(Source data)

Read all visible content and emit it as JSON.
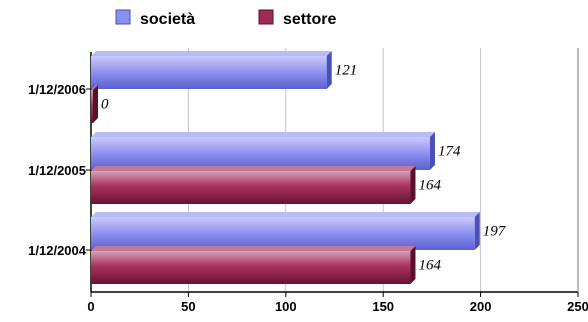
{
  "chart_data": {
    "type": "bar",
    "orientation": "horizontal",
    "categories": [
      "1/12/2006",
      "1/12/2005",
      "1/12/2004"
    ],
    "series": [
      {
        "name": "società",
        "values": [
          121,
          174,
          197
        ],
        "color": "#8a8ff0"
      },
      {
        "name": "settore",
        "values": [
          0,
          164,
          164
        ],
        "color": "#9e2a55"
      }
    ],
    "data_labels": {
      "società": [
        "121",
        "174",
        "197"
      ],
      "settore": [
        "0",
        "164",
        "164"
      ]
    },
    "xlim": [
      0,
      250
    ],
    "xticks": [
      0,
      50,
      100,
      150,
      200,
      250
    ],
    "xtick_labels": [
      "0",
      "50",
      "100",
      "150",
      "200",
      "250"
    ],
    "grid": "vertical",
    "legend_position": "top-left"
  }
}
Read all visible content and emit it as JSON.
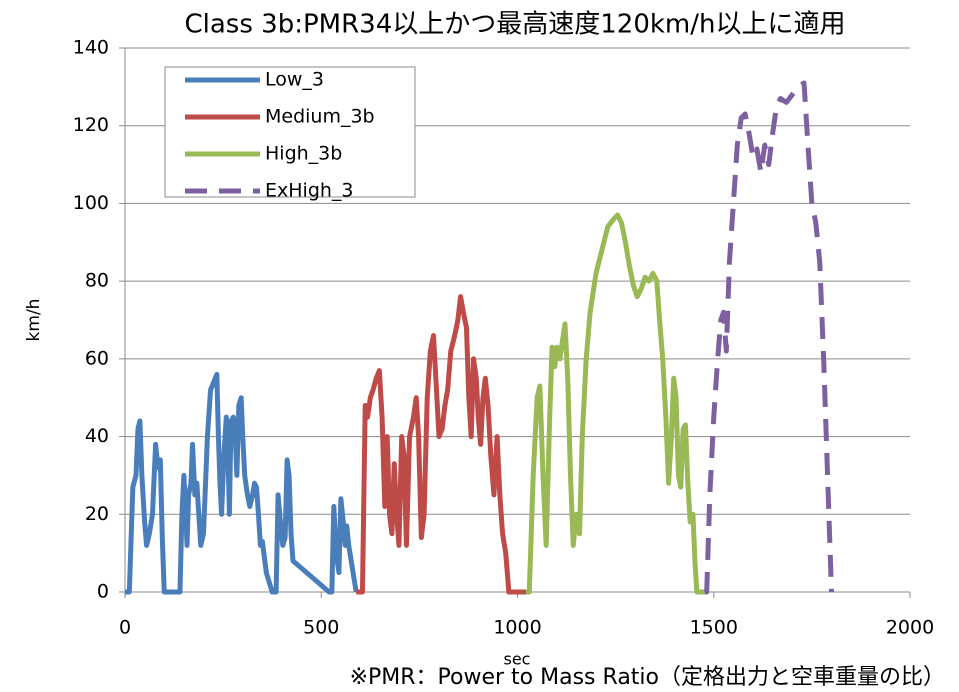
{
  "chart_data": {
    "type": "line",
    "title": "Class 3b:PMR34以上かつ最高速度120km/h以上に適用",
    "x_label": "sec",
    "y_label": "km/h",
    "annotation": "※PMR：Power to Mass Ratio（定格出力と空車重量の比）",
    "xlim": [
      0,
      2000
    ],
    "xticks": [
      0,
      500,
      1000,
      1500,
      2000
    ],
    "ylim": [
      0,
      140
    ],
    "yticks": [
      0,
      20,
      40,
      60,
      80,
      100,
      120,
      140
    ],
    "grid": true,
    "legend": "upper left",
    "series": [
      {
        "name": "Low_3",
        "color": "#4a7ebb",
        "dashed": false,
        "x": [
          0,
          11,
          20,
          28,
          33,
          38,
          43,
          50,
          55,
          62,
          70,
          78,
          84,
          90,
          95,
          100,
          130,
          140,
          145,
          150,
          155,
          158,
          162,
          168,
          172,
          178,
          183,
          188,
          193,
          200,
          210,
          218,
          234,
          238,
          242,
          246,
          252,
          258,
          262,
          266,
          270,
          276,
          280,
          285,
          290,
          296,
          300,
          305,
          312,
          318,
          325,
          330,
          335,
          340,
          345,
          350,
          360,
          375,
          385,
          390,
          396,
          402,
          408,
          413,
          418,
          423,
          428,
          520,
          527,
          532,
          538,
          545,
          550,
          556,
          561,
          565,
          570,
          589
        ],
        "values": [
          0,
          0,
          27,
          30,
          42,
          44,
          30,
          18,
          12,
          15,
          20,
          38,
          32,
          34,
          14,
          0,
          0,
          0,
          20,
          30,
          20,
          12,
          25,
          28,
          38,
          25,
          28,
          20,
          12,
          15,
          40,
          52,
          56,
          40,
          28,
          20,
          35,
          45,
          38,
          20,
          44,
          45,
          42,
          30,
          48,
          50,
          40,
          30,
          25,
          22,
          25,
          28,
          27,
          20,
          12,
          13,
          5,
          0,
          0,
          25,
          18,
          12,
          14,
          34,
          30,
          15,
          8,
          0,
          0,
          22,
          10,
          5,
          24,
          18,
          12,
          17,
          12,
          0
        ]
      },
      {
        "name": "Medium_3b",
        "color": "#be4b48",
        "dashed": false,
        "x": [
          589,
          605,
          612,
          618,
          625,
          632,
          640,
          648,
          655,
          662,
          668,
          674,
          680,
          686,
          692,
          698,
          705,
          711,
          717,
          725,
          735,
          742,
          748,
          755,
          762,
          770,
          778,
          786,
          792,
          800,
          808,
          815,
          822,
          830,
          840,
          848,
          855,
          862,
          870,
          876,
          882,
          888,
          895,
          900,
          906,
          912,
          918,
          925,
          932,
          940,
          948,
          955,
          962,
          970,
          978,
          1022
        ],
        "values": [
          0,
          0,
          48,
          45,
          50,
          52,
          55,
          57,
          45,
          22,
          40,
          20,
          15,
          33,
          20,
          12,
          40,
          35,
          12,
          40,
          45,
          50,
          40,
          14,
          20,
          50,
          62,
          66,
          55,
          40,
          42,
          48,
          52,
          62,
          66,
          70,
          76,
          72,
          68,
          50,
          40,
          60,
          55,
          45,
          38,
          50,
          55,
          48,
          35,
          25,
          40,
          25,
          15,
          10,
          0,
          0
        ]
      },
      {
        "name": "High_3b",
        "color": "#98b954",
        "dashed": false,
        "x": [
          1022,
          1030,
          1040,
          1050,
          1057,
          1065,
          1073,
          1082,
          1088,
          1095,
          1100,
          1108,
          1115,
          1121,
          1128,
          1135,
          1142,
          1150,
          1158,
          1165,
          1175,
          1185,
          1200,
          1215,
          1230,
          1245,
          1255,
          1265,
          1275,
          1285,
          1295,
          1305,
          1315,
          1325,
          1335,
          1345,
          1355,
          1362,
          1370,
          1378,
          1385,
          1392,
          1398,
          1404,
          1410,
          1416,
          1422,
          1428,
          1434,
          1440,
          1447,
          1452,
          1457,
          1477
        ],
        "values": [
          0,
          0,
          30,
          50,
          53,
          30,
          12,
          45,
          63,
          58,
          63,
          60,
          65,
          69,
          55,
          30,
          12,
          20,
          15,
          40,
          60,
          72,
          82,
          88,
          94,
          96,
          97,
          95,
          90,
          84,
          79,
          76,
          78,
          81,
          80,
          82,
          80,
          70,
          60,
          45,
          28,
          40,
          55,
          50,
          30,
          27,
          42,
          43,
          28,
          18,
          20,
          8,
          0,
          0
        ]
      },
      {
        "name": "ExHigh_3",
        "color": "#7d60a0",
        "dashed": true,
        "x": [
          1477,
          1482,
          1490,
          1500,
          1510,
          1518,
          1525,
          1532,
          1540,
          1550,
          1560,
          1570,
          1580,
          1590,
          1600,
          1610,
          1620,
          1630,
          1640,
          1650,
          1660,
          1670,
          1685,
          1700,
          1715,
          1730,
          1740,
          1750,
          1760,
          1770,
          1780,
          1790,
          1800
        ],
        "values": [
          0,
          0,
          25,
          45,
          60,
          70,
          72,
          62,
          85,
          100,
          115,
          122,
          123,
          118,
          112,
          114,
          108,
          115,
          110,
          118,
          125,
          127,
          126,
          128,
          130,
          131,
          115,
          100,
          95,
          85,
          60,
          30,
          0
        ]
      }
    ]
  }
}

Required task » Reproduce each line exactly as it appears, omitting the pictures.

Full output »
Read all visible content and emit it as JSON.
{
  "chart_data": {
    "type": "bar",
    "orientation": "horizontal",
    "categories": [
      "1/12/2006",
      "1/12/2005",
      "1/12/2004"
    ],
    "series": [
      {
        "name": "società",
        "values": [
          121,
          174,
          197
        ],
        "color": "#8a8ff0"
      },
      {
        "name": "settore",
        "values": [
          0,
          164,
          164
        ],
        "color": "#9e2a55"
      }
    ],
    "data_labels": {
      "società": [
        "121",
        "174",
        "197"
      ],
      "settore": [
        "0",
        "164",
        "164"
      ]
    },
    "xlim": [
      0,
      250
    ],
    "xticks": [
      0,
      50,
      100,
      150,
      200,
      250
    ],
    "xtick_labels": [
      "0",
      "50",
      "100",
      "150",
      "200",
      "250"
    ],
    "grid": "vertical",
    "legend_position": "top-left"
  }
}
Read all visible content and emit it as JSON.
{
  "chart_data": {
    "type": "line",
    "title": "Class 3b:PMR34以上かつ最高速度120km/h以上に適用",
    "x_label": "sec",
    "y_label": "km/h",
    "annotation": "※PMR：Power to Mass Ratio（定格出力と空車重量の比）",
    "xlim": [
      0,
      2000
    ],
    "xticks": [
      0,
      500,
      1000,
      1500,
      2000
    ],
    "ylim": [
      0,
      140
    ],
    "yticks": [
      0,
      20,
      40,
      60,
      80,
      100,
      120,
      140
    ],
    "grid": true,
    "legend": "upper left",
    "series": [
      {
        "name": "Low_3",
        "color": "#4a7ebb",
        "dashed": false,
        "x": [
          0,
          11,
          20,
          28,
          33,
          38,
          43,
          50,
          55,
          62,
          70,
          78,
          84,
          90,
          95,
          100,
          130,
          140,
          145,
          150,
          155,
          158,
          162,
          168,
          172,
          178,
          183,
          188,
          193,
          200,
          210,
          218,
          234,
          238,
          242,
          246,
          252,
          258,
          262,
          266,
          270,
          276,
          280,
          285,
          290,
          296,
          300,
          305,
          312,
          318,
          325,
          330,
          335,
          340,
          345,
          350,
          360,
          375,
          385,
          390,
          396,
          402,
          408,
          413,
          418,
          423,
          428,
          520,
          527,
          532,
          538,
          545,
          550,
          556,
          561,
          565,
          570,
          589
        ],
        "values": [
          0,
          0,
          27,
          30,
          42,
          44,
          30,
          18,
          12,
          15,
          20,
          38,
          32,
          34,
          14,
          0,
          0,
          0,
          20,
          30,
          20,
          12,
          25,
          28,
          38,
          25,
          28,
          20,
          12,
          15,
          40,
          52,
          56,
          40,
          28,
          20,
          35,
          45,
          38,
          20,
          44,
          45,
          42,
          30,
          48,
          50,
          40,
          30,
          25,
          22,
          25,
          28,
          27,
          20,
          12,
          13,
          5,
          0,
          0,
          25,
          18,
          12,
          14,
          34,
          30,
          15,
          8,
          0,
          0,
          22,
          10,
          5,
          24,
          18,
          12,
          17,
          12,
          0
        ]
      },
      {
        "name": "Medium_3b",
        "color": "#be4b48",
        "dashed": false,
        "x": [
          589,
          605,
          612,
          618,
          625,
          632,
          640,
          648,
          655,
          662,
          668,
          674,
          680,
          686,
          692,
          698,
          705,
          711,
          717,
          725,
          735,
          742,
          748,
          755,
          762,
          770,
          778,
          786,
          792,
          800,
          808,
          815,
          822,
          830,
          840,
          848,
          855,
          862,
          870,
          876,
          882,
          888,
          895,
          900,
          906,
          912,
          918,
          925,
          932,
          940,
          948,
          955,
          962,
          970,
          978,
          1022
        ],
        "values": [
          0,
          0,
          48,
          45,
          50,
          52,
          55,
          57,
          45,
          22,
          40,
          20,
          15,
          33,
          20,
          12,
          40,
          35,
          12,
          40,
          45,
          50,
          40,
          14,
          20,
          50,
          62,
          66,
          55,
          40,
          42,
          48,
          52,
          62,
          66,
          70,
          76,
          72,
          68,
          50,
          40,
          60,
          55,
          45,
          38,
          50,
          55,
          48,
          35,
          25,
          40,
          25,
          15,
          10,
          0,
          0
        ]
      },
      {
        "name": "High_3b",
        "color": "#98b954",
        "dashed": false,
        "x": [
          1022,
          1030,
          1040,
          1050,
          1057,
          1065,
          1073,
          1082,
          1088,
          1095,
          1100,
          1108,
          1115,
          1121,
          1128,
          1135,
          1142,
          1150,
          1158,
          1165,
          1175,
          1185,
          1200,
          1215,
          1230,
          1245,
          1255,
          1265,
          1275,
          1285,
          1295,
          1305,
          1315,
          1325,
          1335,
          1345,
          1355,
          1362,
          1370,
          1378,
          1385,
          1392,
          1398,
          1404,
          1410,
          1416,
          1422,
          1428,
          1434,
          1440,
          1447,
          1452,
          1457,
          1477
        ],
        "values": [
          0,
          0,
          30,
          50,
          53,
          30,
          12,
          45,
          63,
          58,
          63,
          60,
          65,
          69,
          55,
          30,
          12,
          20,
          15,
          40,
          60,
          72,
          82,
          88,
          94,
          96,
          97,
          95,
          90,
          84,
          79,
          76,
          78,
          81,
          80,
          82,
          80,
          70,
          60,
          45,
          28,
          40,
          55,
          50,
          30,
          27,
          42,
          43,
          28,
          18,
          20,
          8,
          0,
          0
        ]
      },
      {
        "name": "ExHigh_3",
        "color": "#7d60a0",
        "dashed": true,
        "x": [
          1477,
          1482,
          1490,
          1500,
          1510,
          1518,
          1525,
          1532,
          1540,
          1550,
          1560,
          1570,
          1580,
          1590,
          1600,
          1610,
          1620,
          1630,
          1640,
          1650,
          1660,
          1670,
          1685,
          1700,
          1715,
          1730,
          1740,
          1750,
          1760,
          1770,
          1780,
          1790,
          1800
        ],
        "values": [
          0,
          0,
          25,
          45,
          60,
          70,
          72,
          62,
          85,
          100,
          115,
          122,
          123,
          118,
          112,
          114,
          108,
          115,
          110,
          118,
          125,
          127,
          126,
          128,
          130,
          131,
          115,
          100,
          95,
          85,
          60,
          30,
          0
        ]
      }
    ]
  }
}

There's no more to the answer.